- Short task
Determine the number of lines where "ngày" occurs and reply with that number by itself.

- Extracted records
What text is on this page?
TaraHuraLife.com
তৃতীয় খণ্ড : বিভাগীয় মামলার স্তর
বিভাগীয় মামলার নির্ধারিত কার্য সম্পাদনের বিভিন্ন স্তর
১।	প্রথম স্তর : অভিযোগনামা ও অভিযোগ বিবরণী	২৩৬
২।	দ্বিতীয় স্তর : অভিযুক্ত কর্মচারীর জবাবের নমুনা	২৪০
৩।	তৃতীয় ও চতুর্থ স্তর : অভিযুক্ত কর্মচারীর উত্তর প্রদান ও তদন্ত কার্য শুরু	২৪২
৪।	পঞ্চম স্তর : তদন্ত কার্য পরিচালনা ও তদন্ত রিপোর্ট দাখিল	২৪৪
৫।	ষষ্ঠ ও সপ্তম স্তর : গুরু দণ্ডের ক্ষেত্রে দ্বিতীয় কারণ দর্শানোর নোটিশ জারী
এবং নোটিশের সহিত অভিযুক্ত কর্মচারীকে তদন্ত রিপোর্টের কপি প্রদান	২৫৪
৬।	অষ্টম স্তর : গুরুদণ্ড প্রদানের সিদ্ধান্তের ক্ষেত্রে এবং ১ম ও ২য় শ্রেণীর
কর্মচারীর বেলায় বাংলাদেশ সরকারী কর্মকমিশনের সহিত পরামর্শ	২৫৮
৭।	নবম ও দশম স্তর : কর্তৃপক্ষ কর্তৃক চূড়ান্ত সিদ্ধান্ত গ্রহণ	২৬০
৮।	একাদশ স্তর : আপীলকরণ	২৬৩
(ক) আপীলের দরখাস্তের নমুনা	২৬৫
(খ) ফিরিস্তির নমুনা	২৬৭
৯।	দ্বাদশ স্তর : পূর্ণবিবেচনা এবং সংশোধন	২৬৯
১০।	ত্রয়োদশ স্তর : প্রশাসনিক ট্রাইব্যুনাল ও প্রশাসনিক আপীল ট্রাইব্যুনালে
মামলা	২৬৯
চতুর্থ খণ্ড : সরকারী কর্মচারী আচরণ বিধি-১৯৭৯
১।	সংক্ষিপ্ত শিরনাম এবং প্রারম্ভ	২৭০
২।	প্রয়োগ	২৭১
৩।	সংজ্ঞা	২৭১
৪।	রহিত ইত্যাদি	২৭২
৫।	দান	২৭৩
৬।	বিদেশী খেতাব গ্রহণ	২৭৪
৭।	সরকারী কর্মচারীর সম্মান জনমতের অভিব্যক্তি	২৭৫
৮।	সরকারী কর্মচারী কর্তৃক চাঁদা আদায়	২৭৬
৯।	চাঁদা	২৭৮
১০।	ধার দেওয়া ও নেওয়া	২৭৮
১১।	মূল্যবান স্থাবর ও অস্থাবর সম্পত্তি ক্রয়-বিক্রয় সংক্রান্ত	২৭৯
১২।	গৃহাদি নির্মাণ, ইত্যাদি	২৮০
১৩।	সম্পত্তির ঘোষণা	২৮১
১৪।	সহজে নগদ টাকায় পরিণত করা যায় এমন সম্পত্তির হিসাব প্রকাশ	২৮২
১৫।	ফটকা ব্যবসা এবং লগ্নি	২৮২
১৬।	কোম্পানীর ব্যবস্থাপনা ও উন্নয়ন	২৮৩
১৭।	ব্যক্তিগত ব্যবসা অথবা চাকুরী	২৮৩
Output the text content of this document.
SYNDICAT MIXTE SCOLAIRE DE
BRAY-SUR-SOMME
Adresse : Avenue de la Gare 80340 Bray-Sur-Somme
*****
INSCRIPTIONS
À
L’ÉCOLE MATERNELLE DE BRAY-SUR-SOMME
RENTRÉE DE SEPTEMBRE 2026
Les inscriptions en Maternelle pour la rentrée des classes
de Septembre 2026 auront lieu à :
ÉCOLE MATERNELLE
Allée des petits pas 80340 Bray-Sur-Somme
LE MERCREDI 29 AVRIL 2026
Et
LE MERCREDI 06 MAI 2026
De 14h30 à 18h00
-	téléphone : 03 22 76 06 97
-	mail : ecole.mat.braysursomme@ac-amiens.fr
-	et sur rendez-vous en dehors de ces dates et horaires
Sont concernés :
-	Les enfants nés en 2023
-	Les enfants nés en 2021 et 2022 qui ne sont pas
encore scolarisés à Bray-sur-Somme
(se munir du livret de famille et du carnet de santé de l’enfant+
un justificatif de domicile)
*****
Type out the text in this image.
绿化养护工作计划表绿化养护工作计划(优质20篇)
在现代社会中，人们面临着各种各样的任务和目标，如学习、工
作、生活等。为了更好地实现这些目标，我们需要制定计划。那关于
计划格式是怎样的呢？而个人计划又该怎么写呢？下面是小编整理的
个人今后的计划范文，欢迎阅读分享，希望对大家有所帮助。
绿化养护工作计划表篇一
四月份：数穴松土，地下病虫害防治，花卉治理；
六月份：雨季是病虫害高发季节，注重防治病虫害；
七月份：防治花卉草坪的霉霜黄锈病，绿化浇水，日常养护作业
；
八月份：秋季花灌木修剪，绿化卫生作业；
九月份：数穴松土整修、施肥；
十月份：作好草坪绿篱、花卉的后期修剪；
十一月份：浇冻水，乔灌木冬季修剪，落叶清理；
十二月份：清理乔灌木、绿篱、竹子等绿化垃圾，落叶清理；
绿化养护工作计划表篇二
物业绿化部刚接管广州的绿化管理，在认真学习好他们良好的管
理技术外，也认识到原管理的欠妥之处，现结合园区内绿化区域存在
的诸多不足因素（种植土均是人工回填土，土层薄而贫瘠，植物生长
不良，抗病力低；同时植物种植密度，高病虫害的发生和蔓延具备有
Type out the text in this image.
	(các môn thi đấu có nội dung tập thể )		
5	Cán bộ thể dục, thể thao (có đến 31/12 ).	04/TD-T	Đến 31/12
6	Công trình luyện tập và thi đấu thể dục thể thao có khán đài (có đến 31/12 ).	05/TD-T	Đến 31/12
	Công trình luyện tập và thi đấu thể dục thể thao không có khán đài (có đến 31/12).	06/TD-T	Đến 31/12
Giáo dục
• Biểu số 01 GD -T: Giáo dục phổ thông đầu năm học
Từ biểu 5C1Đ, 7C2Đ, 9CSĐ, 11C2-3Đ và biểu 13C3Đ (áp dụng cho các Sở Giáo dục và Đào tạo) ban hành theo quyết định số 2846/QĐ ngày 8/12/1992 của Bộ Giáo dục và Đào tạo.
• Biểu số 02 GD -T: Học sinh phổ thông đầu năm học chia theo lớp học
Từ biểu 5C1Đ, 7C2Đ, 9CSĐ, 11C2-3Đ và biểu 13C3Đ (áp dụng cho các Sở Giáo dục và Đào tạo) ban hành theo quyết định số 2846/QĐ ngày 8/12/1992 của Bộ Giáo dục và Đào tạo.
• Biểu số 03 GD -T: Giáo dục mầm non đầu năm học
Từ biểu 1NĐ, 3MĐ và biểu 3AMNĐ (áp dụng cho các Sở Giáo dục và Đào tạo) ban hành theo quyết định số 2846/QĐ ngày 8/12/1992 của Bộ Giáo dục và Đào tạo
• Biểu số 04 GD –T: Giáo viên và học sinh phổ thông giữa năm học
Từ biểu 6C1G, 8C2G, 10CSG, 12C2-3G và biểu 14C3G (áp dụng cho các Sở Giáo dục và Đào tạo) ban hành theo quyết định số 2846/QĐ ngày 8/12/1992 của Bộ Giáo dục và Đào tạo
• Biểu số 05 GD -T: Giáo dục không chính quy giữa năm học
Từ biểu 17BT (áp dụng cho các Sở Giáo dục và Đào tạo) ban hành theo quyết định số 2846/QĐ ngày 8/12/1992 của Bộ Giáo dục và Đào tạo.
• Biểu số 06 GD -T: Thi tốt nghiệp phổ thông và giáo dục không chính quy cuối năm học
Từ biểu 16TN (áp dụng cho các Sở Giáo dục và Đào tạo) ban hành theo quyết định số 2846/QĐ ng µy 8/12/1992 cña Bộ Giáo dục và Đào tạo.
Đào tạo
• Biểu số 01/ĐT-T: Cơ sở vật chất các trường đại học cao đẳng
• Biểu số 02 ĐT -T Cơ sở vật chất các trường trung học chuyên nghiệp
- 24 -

- The output
5